- **DATA IN THIS EXERCISE**
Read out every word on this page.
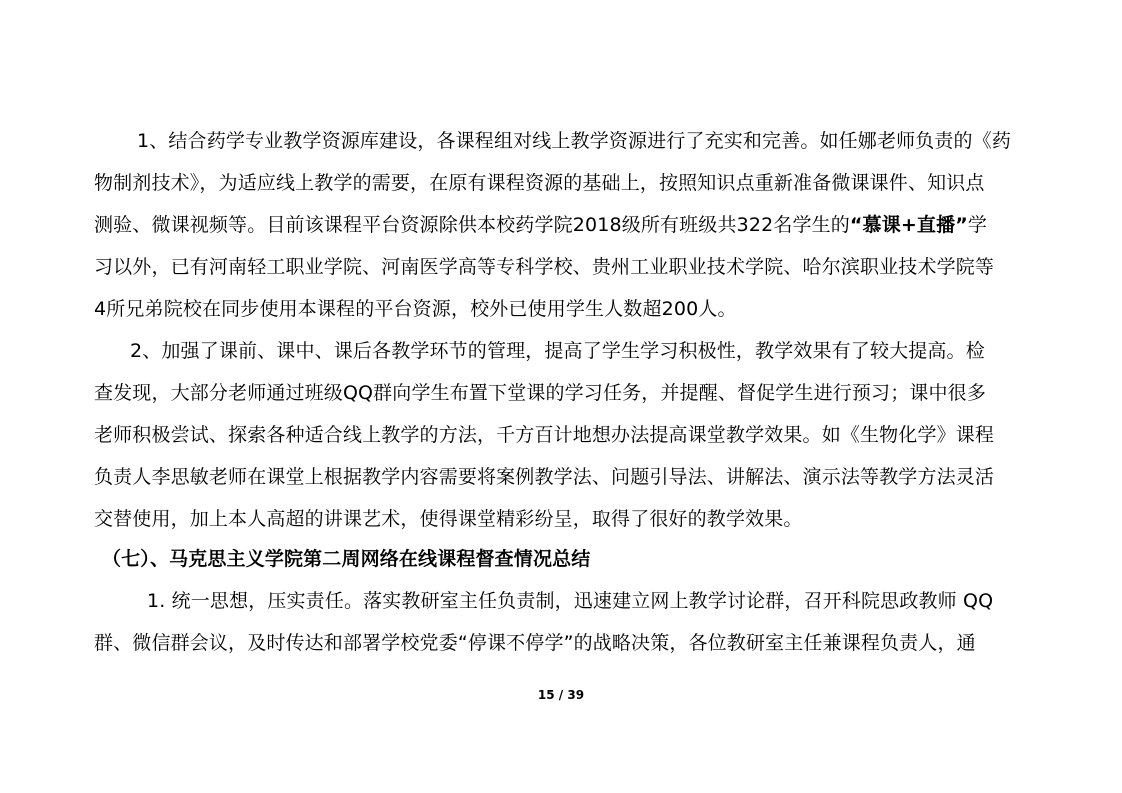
1、结合药学专业教学资源库建设，各课程组对线上教学资源进行了充实和完善。如任娜老师负责的《药
物制剂技术》，为适应线上教学的需要，在原有课程资源的基础上，按照知识点重新准备微课课件、知识点
测验、微课视频等。目前该课程平台资源除供本校药学院2018级所有班级共322名学生的“慕课+直播”学
习以外，已有河南轻工职业学院、河南医学高等专科学校、贵州工业职业技术学院、哈尔滨职业技术学院等
4所兄弟院校在同步使用本课程的平台资源，校外已使用学生人数超200人。
2、加强了课前、课中、课后各教学环节的管理，提高了学生学习积极性，教学效果有了较大提高。检
查发现，大部分老师通过班级QQ群向学生布置下堂课的学习任务，并提醒、督促学生进行预习；课中很多
老师积极尝试、探索各种适合线上教学的方法，千方百计地想办法提高课堂教学效果。如《生物化学》课程
负责人李思敏老师在课堂上根据教学内容需要将案例教学法、问题引导法、讲解法、演示法等教学方法灵活
交替使用，加上本人高超的讲课艺术，使得课堂精彩纷呈，取得了很好的教学效果。
（七）、马克思主义学院第二周网络在线课程督查情况总结
1. 统一思想，压实责任。落实教研室主任负责制，迅速建立网上教学讨论群，召开科院思政教师 QQ
群、微信群会议，及时传达和部署学校党委“停课不停学”的战略决策，各位教研室主任兼课程负责人，通
15 / 39
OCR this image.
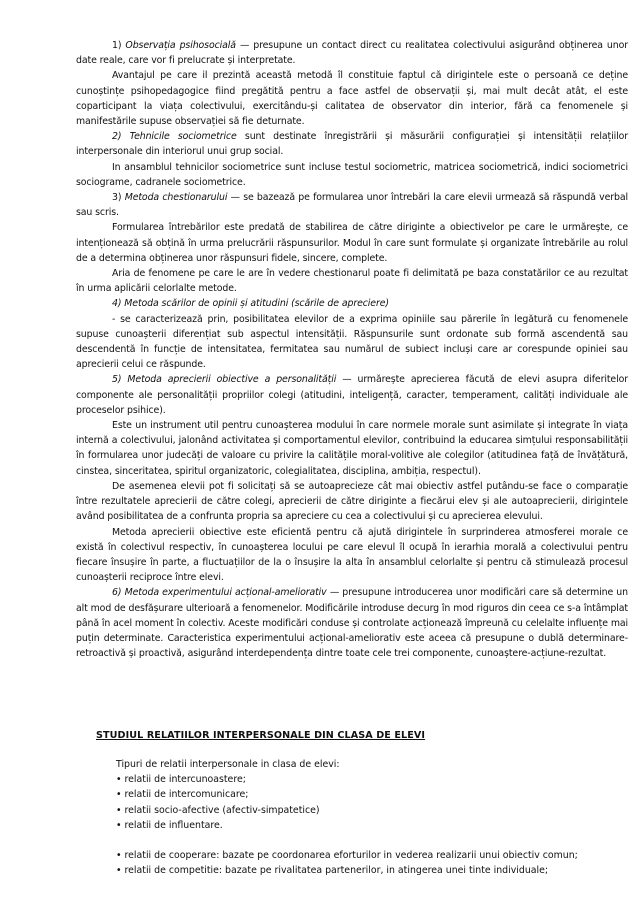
1) Observația psihosocială — presupune un contact direct cu realitatea colectivului asigurând obținerea unor date reale, care vor fi prelucrate și interpretate.

Avantajul pe care il prezintă această metodă îl constituie faptul că dirigintele este o persoană ce deține cunoștințe psihopedagogice fiind pregătită pentru a face astfel de observații și, mai mult decât atât, el este coparticipant la viața colectivului, exercitându-și calitatea de observator din interior, fără ca fenomenele și manifestările supuse observației să fie deturnate.

2) Tehnicile sociometrice sunt destinate înregistrării și măsurării configurației și intensității relațiilor interpersonale din interiorul unui grup social.

In ansamblul tehnicilor sociometrice sunt incluse testul sociometric, matricea sociometrică, indici sociometrici sociograme, cadranele sociometrice.

3) Metoda chestionarului — se bazează pe formularea unor întrebări la care elevii urmează să răspundă verbal sau scris.

Formularea întrebărilor este predată de stabilirea de către diriginte a obiectivelor pe care le urmărește, ce intenționează să obțină în urma prelucrării răspunsurilor. Modul în care sunt formulate și organizate întrebările au rolul de a determina obținerea unor răspunsuri fidele, sincere, complete.

Aria de fenomene pe care le are în vedere chestionarul poate fi delimitată pe baza constatărilor ce au rezultat în urma aplicării celorlalte metode.

4) Metoda scărilor de opinii și atitudini (scările de apreciere)

- se caracterizează prin, posibilitatea elevilor de a exprima opiniile sau părerile în legătură cu fenomenele supuse cunoașterii diferențiat sub aspectul intensității. Răspunsurile sunt ordonate sub formă ascendentă sau descendentă în funcție de intensitatea, fermitatea sau numărul de subiect incluși care ar corespunde opiniei sau aprecierii celui ce răspunde.

5) Metoda aprecierii obiective a personalității — urmărește aprecierea făcută de elevi asupra diferitelor componente ale personalității propriilor colegi (atitudini, inteligență, caracter, temperament, calități individuale ale proceselor psihice).

Este un instrument util pentru cunoașterea modului în care normele morale sunt asimilate și integrate în viața internă a colectivului, jalonând activitatea și comportamentul elevilor, contribuind la educarea simțului responsabilității în formularea unor judecăți de valoare cu privire la calitățile moral-volitive ale colegilor (atitudinea față de învățătură, cinstea, sinceritatea, spiritul organizatoric, colegialitatea, disciplina, ambiția, respectul).

De asemenea elevii pot fi solicitați să se autoaprecieze cât mai obiectiv astfel putându-se face o comparație între rezultatele aprecierii de către colegi, aprecierii de către diriginte a fiecărui elev și ale autoaprecierii, dirigintele având posibilitatea de a confrunta propria sa apreciere cu cea a colectivului și cu aprecierea elevului.

Metoda aprecierii obiective este eficientă pentru că ajută dirigintele în surprinderea atmosferei morale ce există în colectivul respectiv, în cunoașterea locului pe care elevul îl ocupă în ierarhia morală a colectivului pentru fiecare însușire în parte, a fluctuațiilor de la o însușire la alta în ansamblul celorlalte și pentru că stimulează procesul cunoașterii reciproce între elevi.

6) Metoda experimentului acțional-ameliorativ — presupune introducerea unor modificări care să determine un alt mod de desfășurare ulterioară a fenomenelor. Modificările introduse decurg în mod riguros din ceea ce s-a întâmplat până în acel moment în colectiv. Aceste modificări conduse și controlate acționează împreună cu celelalte influențe mai puțin determinate. Caracteristica experimentului acțional-ameliorativ este aceea că presupune o dublă determinare-retroactivă și proactivă, asigurând interdependența dintre toate cele trei componente, cunoaștere-acțiune-rezultat.

STUDIUL RELATIILOR INTERPERSONALE DIN CLASA DE ELEVI
Tipuri de relatii interpersonale in clasa de elevi:
• relatii de intercunoastere;
• relatii de intercomunicare;
• relatii socio-afective (afectiv-simpatetice)
• relatii de influentare.
• relatii de cooperare: bazate pe coordonarea eforturilor in vederea realizarii unui obiectiv comun;
• relatii de competitie: bazate pe rivalitatea partenerilor, in atingerea unei tinte individuale;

- **SET EXERCISE**
Strip the images and reproduce the remaining records precisely.

- **EXPECTED ANSWER**
Read out every word on this page.
1、结合药学专业教学资源库建设，各课程组对线上教学资源进行了充实和完善。如任娜老师负责的《药
物制剂技术》，为适应线上教学的需要，在原有课程资源的基础上，按照知识点重新准备微课课件、知识点
测验、微课视频等。目前该课程平台资源除供本校药学院2018级所有班级共322名学生的“慕课+直播”学
习以外，已有河南轻工职业学院、河南医学高等专科学校、贵州工业职业技术学院、哈尔滨职业技术学院等
4所兄弟院校在同步使用本课程的平台资源，校外已使用学生人数超200人。
2、加强了课前、课中、课后各教学环节的管理，提高了学生学习积极性，教学效果有了较大提高。检
查发现，大部分老师通过班级QQ群向学生布置下堂课的学习任务，并提醒、督促学生进行预习；课中很多
老师积极尝试、探索各种适合线上教学的方法，千方百计地想办法提高课堂教学效果。如《生物化学》课程
负责人李思敏老师在课堂上根据教学内容需要将案例教学法、问题引导法、讲解法、演示法等教学方法灵活
交替使用，加上本人高超的讲课艺术，使得课堂精彩纷呈，取得了很好的教学效果。
（七）、马克思主义学院第二周网络在线课程督查情况总结
1. 统一思想，压实责任。落实教研室主任负责制，迅速建立网上教学讨论群，召开科院思政教师 QQ
群、微信群会议，及时传达和部署学校党委“停课不停学”的战略决策，各位教研室主任兼课程负责人，通
15 / 39
OCR this image.
1) Observația psihosocială — presupune un contact direct cu realitatea colectivului asigurând obținerea unor date reale, care vor fi prelucrate și interpretate.

Avantajul pe care il prezintă această metodă îl constituie faptul că dirigintele este o persoană ce deține cunoștințe psihopedagogice fiind pregătită pentru a face astfel de observații și, mai mult decât atât, el este coparticipant la viața colectivului, exercitându-și calitatea de observator din interior, fără ca fenomenele și manifestările supuse observației să fie deturnate.

2) Tehnicile sociometrice sunt destinate înregistrării și măsurării configurației și intensității relațiilor interpersonale din interiorul unui grup social.

In ansamblul tehnicilor sociometrice sunt incluse testul sociometric, matricea sociometrică, indici sociometrici sociograme, cadranele sociometrice.

3) Metoda chestionarului — se bazează pe formularea unor întrebări la care elevii urmează să răspundă verbal sau scris.

Formularea întrebărilor este predată de stabilirea de către diriginte a obiectivelor pe care le urmărește, ce intenționează să obțină în urma prelucrării răspunsurilor. Modul în care sunt formulate și organizate întrebările au rolul de a determina obținerea unor răspunsuri fidele, sincere, complete.

Aria de fenomene pe care le are în vedere chestionarul poate fi delimitată pe baza constatărilor ce au rezultat în urma aplicării celorlalte metode.

4) Metoda scărilor de opinii și atitudini (scările de apreciere)

- se caracterizează prin, posibilitatea elevilor de a exprima opiniile sau părerile în legătură cu fenomenele supuse cunoașterii diferențiat sub aspectul intensității. Răspunsurile sunt ordonate sub formă ascendentă sau descendentă în funcție de intensitatea, fermitatea sau numărul de subiect incluși care ar corespunde opiniei sau aprecierii celui ce răspunde.

5) Metoda aprecierii obiective a personalității — urmărește aprecierea făcută de elevi asupra diferitelor componente ale personalității propriilor colegi (atitudini, inteligență, caracter, temperament, calități individuale ale proceselor psihice).

Este un instrument util pentru cunoașterea modului în care normele morale sunt asimilate și integrate în viața internă a colectivului, jalonând activitatea și comportamentul elevilor, contribuind la educarea simțului responsabilității în formularea unor judecăți de valoare cu privire la calitățile moral-volitive ale colegilor (atitudinea față de învățătură, cinstea, sinceritatea, spiritul organizatoric, colegialitatea, disciplina, ambiția, respectul).

De asemenea elevii pot fi solicitați să se autoaprecieze cât mai obiectiv astfel putându-se face o comparație între rezultatele aprecierii de către colegi, aprecierii de către diriginte a fiecărui elev și ale autoaprecierii, dirigintele având posibilitatea de a confrunta propria sa apreciere cu cea a colectivului și cu aprecierea elevului.

Metoda aprecierii obiective este eficientă pentru că ajută dirigintele în surprinderea atmosferei morale ce există în colectivul respectiv, în cunoașterea locului pe care elevul îl ocupă în ierarhia morală a colectivului pentru fiecare însușire în parte, a fluctuațiilor de la o însușire la alta în ansamblul celorlalte și pentru că stimulează procesul cunoașterii reciproce între elevi.

6) Metoda experimentului acțional-ameliorativ — presupune introducerea unor modificări care să determine un alt mod de desfășurare ulterioară a fenomenelor. Modificările introduse decurg în mod riguros din ceea ce s-a întâmplat până în acel moment în colectiv. Aceste modificări conduse și controlate acționează împreună cu celelalte influențe mai puțin determinate. Caracteristica experimentului acțional-ameliorativ este aceea că presupune o dublă determinare-retroactivă și proactivă, asigurând interdependența dintre toate cele trei componente, cunoaștere-acțiune-rezultat.

STUDIUL RELATIILOR INTERPERSONALE DIN CLASA DE ELEVI
Tipuri de relatii interpersonale in clasa de elevi:
• relatii de intercunoastere;
• relatii de intercomunicare;
• relatii socio-afective (afectiv-simpatetice)
• relatii de influentare.
• relatii de cooperare: bazate pe coordonarea eforturilor in vederea realizarii unui obiectiv comun;
• relatii de competitie: bazate pe rivalitatea partenerilor, in atingerea unei tinte individuale;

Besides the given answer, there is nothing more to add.